*Required work*
Reply with one number: how many lines contain the word "Larson".

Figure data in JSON
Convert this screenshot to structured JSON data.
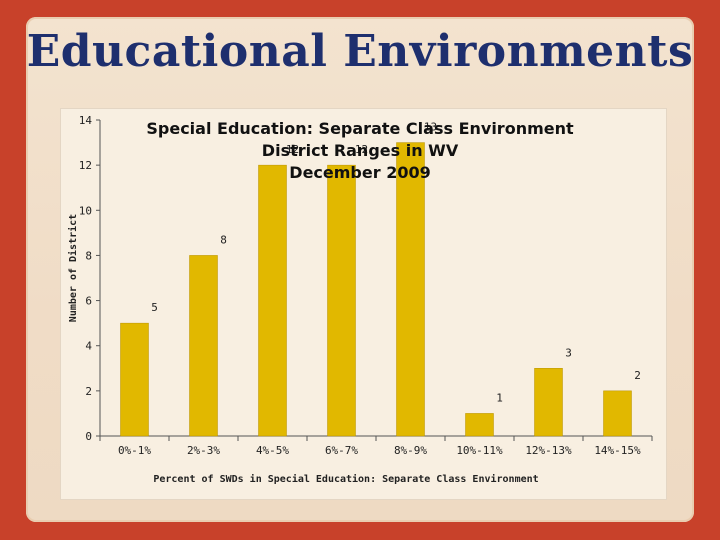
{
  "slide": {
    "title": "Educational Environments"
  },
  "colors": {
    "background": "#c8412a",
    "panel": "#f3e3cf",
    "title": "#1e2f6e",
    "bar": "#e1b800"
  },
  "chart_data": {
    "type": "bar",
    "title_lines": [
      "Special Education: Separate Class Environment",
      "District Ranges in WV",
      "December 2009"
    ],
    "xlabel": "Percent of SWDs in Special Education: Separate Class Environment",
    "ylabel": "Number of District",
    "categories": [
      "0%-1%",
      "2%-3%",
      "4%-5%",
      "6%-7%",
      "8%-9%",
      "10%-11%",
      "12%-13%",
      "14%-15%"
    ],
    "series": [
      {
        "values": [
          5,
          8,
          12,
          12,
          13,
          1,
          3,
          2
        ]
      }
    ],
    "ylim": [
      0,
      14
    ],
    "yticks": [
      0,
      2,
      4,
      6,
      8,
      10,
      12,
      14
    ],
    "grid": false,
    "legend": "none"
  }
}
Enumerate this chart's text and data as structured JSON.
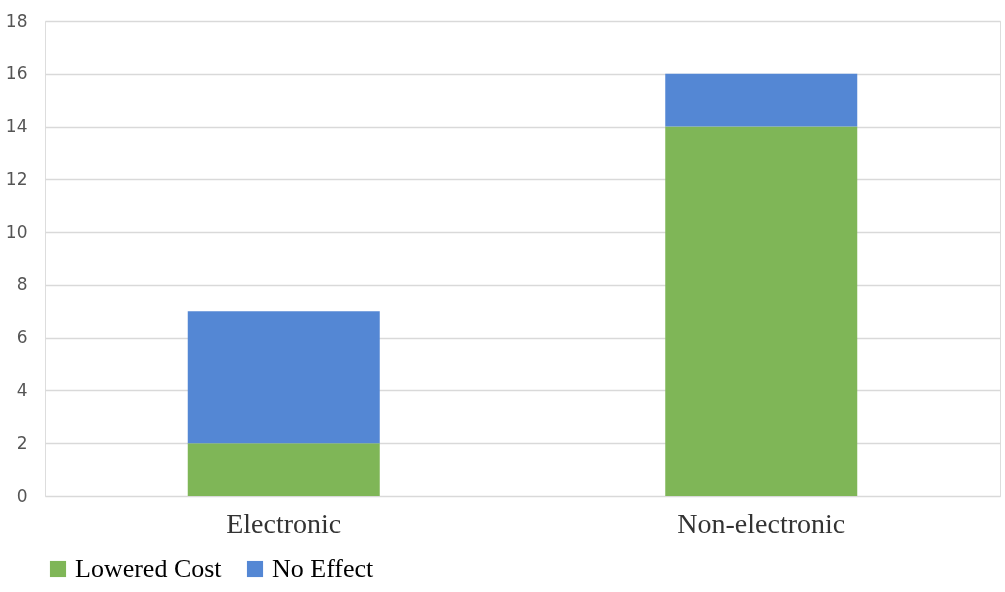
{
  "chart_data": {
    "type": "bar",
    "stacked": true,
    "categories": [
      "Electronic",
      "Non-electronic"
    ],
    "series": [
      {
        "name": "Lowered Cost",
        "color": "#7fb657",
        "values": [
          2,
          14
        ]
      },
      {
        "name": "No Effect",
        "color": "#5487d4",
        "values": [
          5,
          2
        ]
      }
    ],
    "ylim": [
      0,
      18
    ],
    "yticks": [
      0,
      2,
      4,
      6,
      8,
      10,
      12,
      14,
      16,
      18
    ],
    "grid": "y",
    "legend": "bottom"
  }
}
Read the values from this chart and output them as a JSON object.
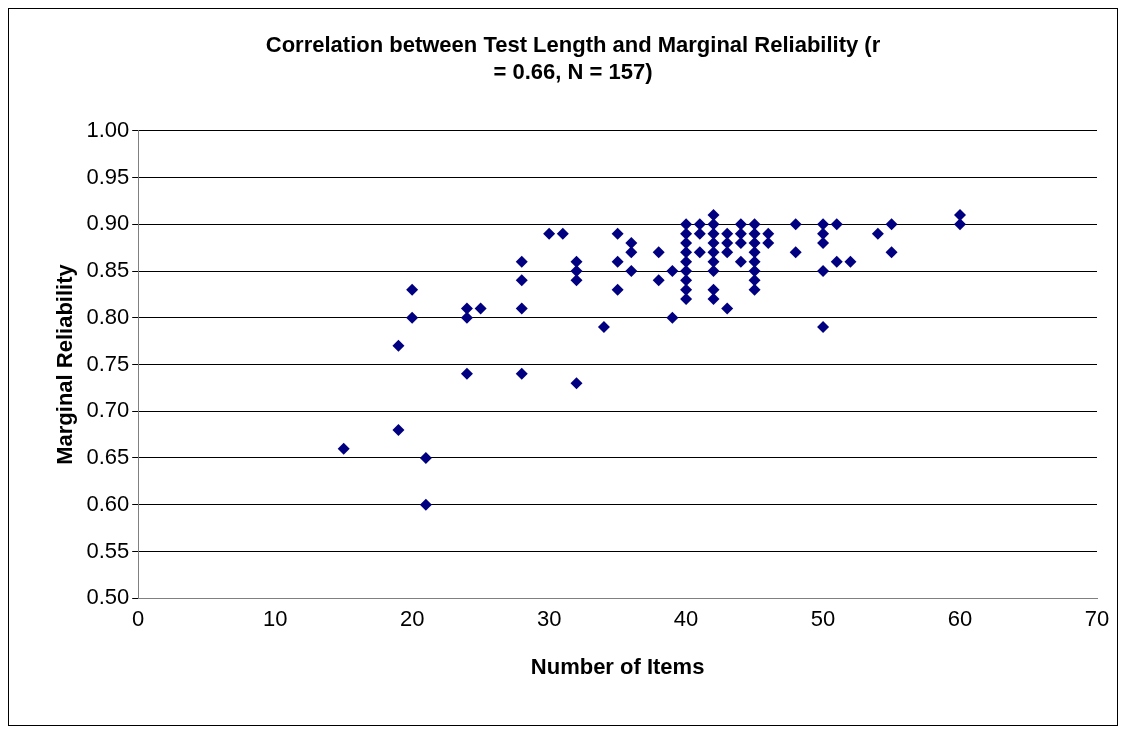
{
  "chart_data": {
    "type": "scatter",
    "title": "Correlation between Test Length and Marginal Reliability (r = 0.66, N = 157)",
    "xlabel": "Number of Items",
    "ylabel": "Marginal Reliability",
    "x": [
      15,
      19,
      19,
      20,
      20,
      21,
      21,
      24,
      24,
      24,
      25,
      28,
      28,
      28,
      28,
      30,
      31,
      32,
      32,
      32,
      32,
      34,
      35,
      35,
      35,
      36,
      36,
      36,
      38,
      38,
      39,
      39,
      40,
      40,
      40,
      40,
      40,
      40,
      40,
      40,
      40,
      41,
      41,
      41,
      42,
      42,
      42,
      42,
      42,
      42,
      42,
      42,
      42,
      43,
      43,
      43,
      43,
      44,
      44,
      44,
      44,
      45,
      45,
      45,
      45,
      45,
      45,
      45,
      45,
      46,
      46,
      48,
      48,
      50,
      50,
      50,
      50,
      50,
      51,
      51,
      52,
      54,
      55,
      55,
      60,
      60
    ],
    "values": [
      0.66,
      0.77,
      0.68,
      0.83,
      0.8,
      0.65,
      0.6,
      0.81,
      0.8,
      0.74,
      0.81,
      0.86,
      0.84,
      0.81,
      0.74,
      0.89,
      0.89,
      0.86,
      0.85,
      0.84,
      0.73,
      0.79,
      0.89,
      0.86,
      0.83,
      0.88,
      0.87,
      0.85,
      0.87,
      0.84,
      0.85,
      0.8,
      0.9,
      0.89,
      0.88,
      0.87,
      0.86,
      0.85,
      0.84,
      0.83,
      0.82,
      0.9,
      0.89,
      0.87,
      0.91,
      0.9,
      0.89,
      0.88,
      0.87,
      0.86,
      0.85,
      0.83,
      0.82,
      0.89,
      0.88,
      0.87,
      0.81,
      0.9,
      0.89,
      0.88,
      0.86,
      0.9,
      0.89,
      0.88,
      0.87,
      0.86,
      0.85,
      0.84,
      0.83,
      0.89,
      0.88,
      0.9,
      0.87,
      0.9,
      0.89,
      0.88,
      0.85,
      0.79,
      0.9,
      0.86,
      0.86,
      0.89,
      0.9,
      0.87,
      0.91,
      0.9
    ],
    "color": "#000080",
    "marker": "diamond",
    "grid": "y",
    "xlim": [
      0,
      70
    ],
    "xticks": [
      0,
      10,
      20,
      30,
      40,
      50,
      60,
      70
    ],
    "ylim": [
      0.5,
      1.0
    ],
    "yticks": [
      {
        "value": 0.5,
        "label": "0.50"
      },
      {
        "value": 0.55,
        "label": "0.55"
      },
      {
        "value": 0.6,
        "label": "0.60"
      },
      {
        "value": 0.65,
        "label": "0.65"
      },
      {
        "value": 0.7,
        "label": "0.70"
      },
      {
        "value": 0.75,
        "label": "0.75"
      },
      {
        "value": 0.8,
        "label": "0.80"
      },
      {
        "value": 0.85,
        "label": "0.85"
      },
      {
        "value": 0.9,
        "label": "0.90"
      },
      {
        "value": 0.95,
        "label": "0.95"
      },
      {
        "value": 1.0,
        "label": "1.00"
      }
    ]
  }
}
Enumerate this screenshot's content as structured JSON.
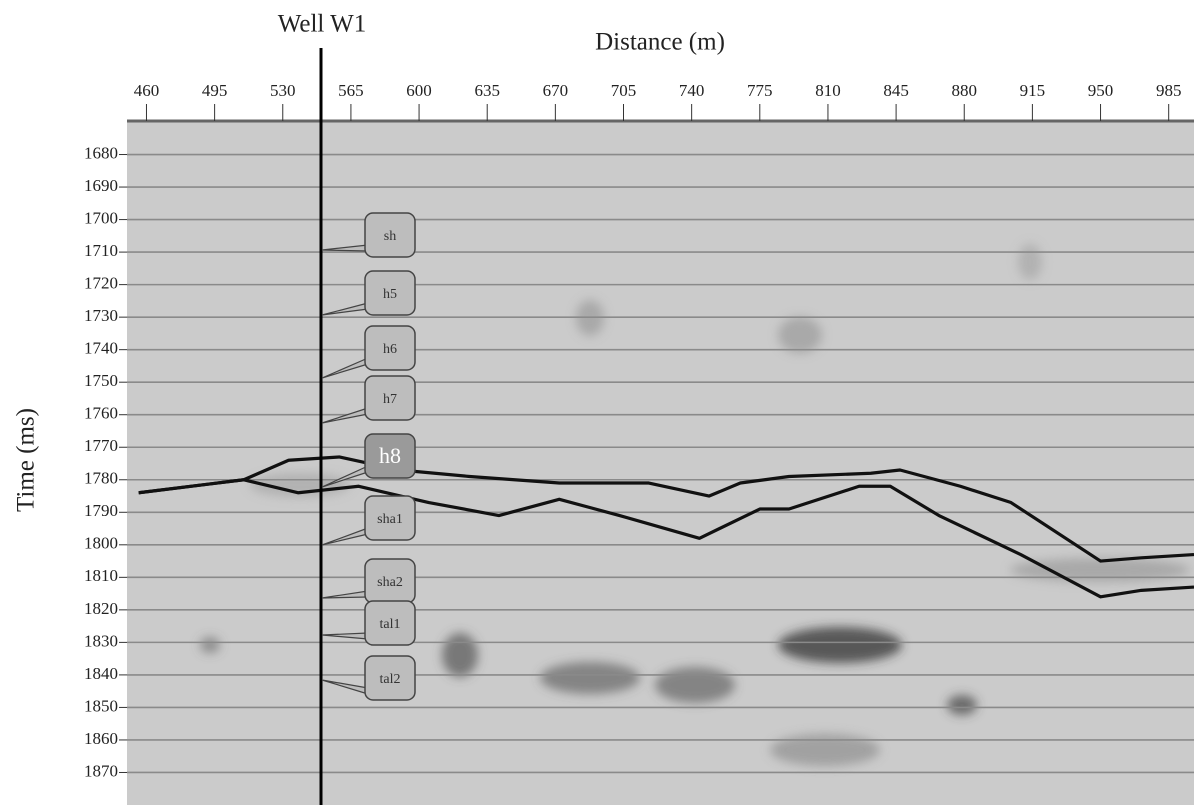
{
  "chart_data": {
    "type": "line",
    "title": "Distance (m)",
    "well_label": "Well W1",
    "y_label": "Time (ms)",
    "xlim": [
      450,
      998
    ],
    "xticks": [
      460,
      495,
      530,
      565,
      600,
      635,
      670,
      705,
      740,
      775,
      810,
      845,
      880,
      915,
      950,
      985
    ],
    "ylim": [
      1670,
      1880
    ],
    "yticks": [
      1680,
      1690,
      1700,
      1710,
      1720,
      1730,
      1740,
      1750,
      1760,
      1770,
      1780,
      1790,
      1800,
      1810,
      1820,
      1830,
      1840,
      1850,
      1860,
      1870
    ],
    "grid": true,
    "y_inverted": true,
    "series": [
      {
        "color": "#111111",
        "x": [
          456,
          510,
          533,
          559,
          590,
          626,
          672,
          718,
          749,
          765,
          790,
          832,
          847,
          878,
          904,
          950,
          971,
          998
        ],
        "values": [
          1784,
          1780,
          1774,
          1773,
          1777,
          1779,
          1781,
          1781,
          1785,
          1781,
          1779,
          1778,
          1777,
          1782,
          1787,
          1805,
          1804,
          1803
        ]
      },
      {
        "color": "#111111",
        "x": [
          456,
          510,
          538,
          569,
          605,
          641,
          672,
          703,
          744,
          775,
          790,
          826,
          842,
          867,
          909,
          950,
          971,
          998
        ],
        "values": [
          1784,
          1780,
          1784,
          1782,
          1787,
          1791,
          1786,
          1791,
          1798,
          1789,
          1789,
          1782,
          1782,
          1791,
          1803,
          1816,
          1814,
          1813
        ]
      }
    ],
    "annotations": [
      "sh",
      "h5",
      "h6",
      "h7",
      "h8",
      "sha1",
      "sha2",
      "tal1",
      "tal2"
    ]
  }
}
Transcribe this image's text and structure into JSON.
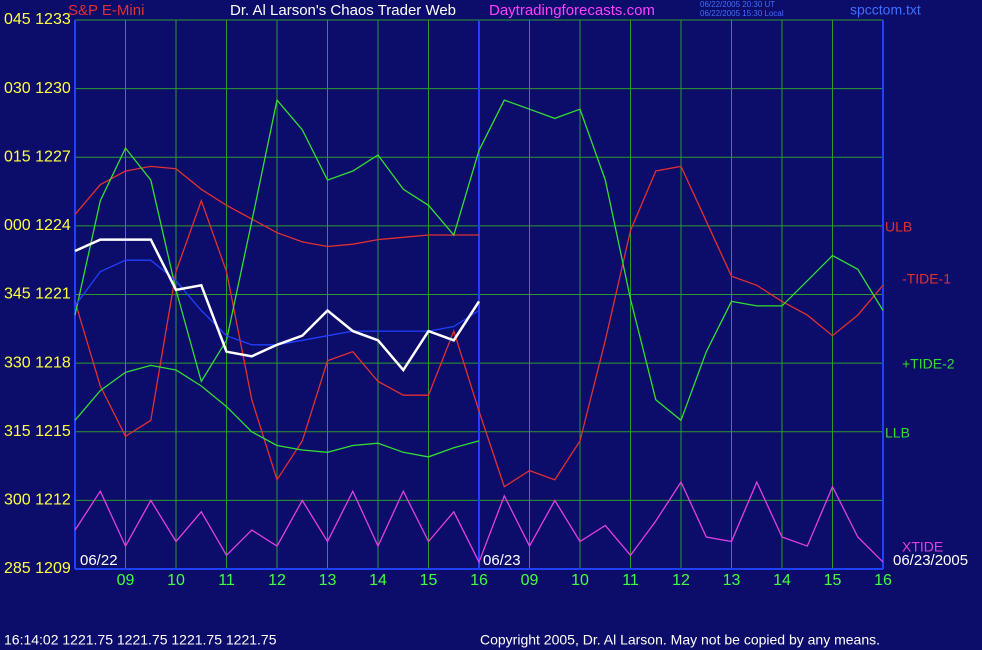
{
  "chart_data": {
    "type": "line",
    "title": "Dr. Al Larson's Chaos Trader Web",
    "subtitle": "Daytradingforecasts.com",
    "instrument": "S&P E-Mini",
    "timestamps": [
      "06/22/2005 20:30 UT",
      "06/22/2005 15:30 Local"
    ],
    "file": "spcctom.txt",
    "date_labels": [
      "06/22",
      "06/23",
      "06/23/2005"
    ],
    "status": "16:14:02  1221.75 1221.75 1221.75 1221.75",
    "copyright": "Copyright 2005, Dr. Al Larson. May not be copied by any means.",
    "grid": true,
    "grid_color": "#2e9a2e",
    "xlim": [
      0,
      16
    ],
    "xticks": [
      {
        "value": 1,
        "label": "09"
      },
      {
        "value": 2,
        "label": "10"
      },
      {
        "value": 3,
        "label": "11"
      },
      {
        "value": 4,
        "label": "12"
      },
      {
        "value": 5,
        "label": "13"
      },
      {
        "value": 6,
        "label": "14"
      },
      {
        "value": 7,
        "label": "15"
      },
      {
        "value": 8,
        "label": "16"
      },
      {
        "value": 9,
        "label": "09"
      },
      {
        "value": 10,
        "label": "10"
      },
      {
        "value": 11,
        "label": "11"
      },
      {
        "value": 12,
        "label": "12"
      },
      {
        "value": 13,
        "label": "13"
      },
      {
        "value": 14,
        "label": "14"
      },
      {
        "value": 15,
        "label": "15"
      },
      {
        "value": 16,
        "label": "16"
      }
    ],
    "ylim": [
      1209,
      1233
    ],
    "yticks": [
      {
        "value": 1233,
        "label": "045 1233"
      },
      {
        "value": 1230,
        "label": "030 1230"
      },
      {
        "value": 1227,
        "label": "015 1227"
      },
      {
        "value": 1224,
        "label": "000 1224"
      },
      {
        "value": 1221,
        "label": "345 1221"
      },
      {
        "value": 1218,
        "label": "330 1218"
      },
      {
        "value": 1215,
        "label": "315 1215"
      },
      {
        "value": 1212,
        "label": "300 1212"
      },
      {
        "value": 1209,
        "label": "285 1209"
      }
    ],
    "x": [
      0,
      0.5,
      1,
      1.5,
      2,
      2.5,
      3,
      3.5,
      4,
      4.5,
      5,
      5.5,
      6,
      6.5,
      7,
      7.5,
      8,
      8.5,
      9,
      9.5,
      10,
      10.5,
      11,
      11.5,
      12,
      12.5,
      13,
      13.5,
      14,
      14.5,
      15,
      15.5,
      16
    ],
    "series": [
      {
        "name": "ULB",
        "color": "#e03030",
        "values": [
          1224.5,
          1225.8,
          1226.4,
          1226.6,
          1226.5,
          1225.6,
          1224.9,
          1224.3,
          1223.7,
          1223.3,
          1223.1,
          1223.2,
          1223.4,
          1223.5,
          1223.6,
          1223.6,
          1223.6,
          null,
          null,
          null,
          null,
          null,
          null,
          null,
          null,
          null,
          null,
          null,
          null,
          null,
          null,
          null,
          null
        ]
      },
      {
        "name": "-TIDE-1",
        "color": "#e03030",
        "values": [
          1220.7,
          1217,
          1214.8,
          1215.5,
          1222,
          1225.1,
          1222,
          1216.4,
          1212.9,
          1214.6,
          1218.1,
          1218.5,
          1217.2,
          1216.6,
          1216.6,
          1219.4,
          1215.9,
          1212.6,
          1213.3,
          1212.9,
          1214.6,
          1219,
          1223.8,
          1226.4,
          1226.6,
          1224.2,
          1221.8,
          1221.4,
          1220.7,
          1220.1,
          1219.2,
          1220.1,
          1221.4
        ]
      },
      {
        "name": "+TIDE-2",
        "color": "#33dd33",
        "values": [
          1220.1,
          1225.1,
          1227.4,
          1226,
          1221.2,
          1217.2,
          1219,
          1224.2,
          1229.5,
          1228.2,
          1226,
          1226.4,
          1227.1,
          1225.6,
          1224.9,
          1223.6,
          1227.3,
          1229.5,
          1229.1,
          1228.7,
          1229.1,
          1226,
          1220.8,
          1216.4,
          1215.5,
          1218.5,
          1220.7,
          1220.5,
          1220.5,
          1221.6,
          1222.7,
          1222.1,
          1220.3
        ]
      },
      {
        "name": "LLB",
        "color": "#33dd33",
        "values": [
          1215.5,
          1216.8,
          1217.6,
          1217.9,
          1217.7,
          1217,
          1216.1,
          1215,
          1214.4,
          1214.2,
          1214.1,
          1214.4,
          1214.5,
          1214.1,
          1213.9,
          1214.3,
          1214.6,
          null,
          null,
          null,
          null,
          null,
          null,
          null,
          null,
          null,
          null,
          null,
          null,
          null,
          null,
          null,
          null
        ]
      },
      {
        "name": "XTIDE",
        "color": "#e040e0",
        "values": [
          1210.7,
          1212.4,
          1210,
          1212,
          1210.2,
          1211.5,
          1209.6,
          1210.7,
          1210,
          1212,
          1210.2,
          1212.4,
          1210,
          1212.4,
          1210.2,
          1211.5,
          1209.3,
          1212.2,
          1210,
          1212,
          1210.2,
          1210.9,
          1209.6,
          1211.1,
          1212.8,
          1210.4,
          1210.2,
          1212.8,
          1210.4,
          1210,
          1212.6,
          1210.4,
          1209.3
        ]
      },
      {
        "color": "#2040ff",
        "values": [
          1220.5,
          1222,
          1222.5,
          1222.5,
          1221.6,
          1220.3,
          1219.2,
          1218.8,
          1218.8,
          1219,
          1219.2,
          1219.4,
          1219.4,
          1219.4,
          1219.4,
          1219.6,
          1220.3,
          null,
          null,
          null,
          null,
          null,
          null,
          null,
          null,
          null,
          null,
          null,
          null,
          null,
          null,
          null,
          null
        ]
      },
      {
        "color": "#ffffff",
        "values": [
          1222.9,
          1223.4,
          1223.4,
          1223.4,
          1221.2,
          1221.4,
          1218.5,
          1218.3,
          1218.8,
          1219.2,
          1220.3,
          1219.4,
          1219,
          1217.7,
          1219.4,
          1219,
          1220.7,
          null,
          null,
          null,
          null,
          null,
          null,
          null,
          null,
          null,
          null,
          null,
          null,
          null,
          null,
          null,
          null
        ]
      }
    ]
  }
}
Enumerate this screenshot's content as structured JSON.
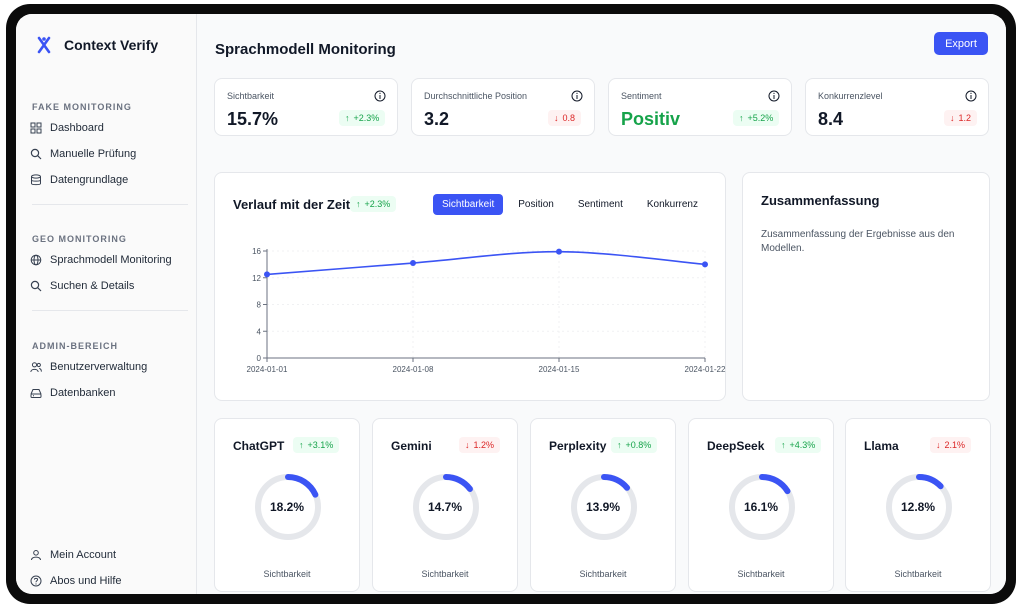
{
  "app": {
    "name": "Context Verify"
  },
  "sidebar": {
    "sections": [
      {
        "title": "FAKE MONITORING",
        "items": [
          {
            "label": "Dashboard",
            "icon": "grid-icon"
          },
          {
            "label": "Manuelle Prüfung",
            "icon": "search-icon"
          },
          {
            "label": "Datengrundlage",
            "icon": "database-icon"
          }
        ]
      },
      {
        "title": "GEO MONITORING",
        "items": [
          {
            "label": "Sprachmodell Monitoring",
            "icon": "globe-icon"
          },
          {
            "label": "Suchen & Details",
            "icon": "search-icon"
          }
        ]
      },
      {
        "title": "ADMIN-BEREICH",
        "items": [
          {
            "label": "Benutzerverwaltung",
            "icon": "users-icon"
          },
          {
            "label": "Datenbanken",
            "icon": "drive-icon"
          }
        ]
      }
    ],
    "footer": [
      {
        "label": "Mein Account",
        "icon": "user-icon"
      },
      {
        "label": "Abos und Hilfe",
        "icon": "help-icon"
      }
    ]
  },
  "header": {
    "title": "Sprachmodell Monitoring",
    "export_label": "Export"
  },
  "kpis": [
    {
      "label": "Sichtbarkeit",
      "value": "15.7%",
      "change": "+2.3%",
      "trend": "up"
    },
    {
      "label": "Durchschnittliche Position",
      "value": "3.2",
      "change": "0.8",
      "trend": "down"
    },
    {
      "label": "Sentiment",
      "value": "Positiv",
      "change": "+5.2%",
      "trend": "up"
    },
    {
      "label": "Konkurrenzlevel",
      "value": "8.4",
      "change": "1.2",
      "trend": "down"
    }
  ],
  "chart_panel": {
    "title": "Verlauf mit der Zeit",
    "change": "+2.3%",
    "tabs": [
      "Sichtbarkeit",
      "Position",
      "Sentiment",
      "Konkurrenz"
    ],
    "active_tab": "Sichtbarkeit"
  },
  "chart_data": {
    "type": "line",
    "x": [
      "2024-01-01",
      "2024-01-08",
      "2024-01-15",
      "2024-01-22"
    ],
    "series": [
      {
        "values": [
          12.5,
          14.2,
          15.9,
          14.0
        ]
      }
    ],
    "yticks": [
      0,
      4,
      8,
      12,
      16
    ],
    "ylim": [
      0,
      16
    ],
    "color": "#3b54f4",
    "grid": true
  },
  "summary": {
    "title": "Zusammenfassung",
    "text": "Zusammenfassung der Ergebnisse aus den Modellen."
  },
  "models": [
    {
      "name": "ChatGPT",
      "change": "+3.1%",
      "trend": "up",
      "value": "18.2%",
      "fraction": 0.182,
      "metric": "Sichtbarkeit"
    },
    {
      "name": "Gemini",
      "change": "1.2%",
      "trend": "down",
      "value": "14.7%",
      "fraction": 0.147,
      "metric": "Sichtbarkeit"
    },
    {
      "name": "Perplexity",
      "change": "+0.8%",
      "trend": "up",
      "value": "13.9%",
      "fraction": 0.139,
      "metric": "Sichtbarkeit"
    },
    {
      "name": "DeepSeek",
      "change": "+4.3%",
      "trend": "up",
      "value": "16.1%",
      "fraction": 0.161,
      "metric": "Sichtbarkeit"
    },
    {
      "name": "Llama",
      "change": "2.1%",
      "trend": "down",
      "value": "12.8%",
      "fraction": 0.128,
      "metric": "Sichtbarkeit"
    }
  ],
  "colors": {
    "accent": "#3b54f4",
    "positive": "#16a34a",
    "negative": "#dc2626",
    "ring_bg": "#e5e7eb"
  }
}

*Solved problem*
2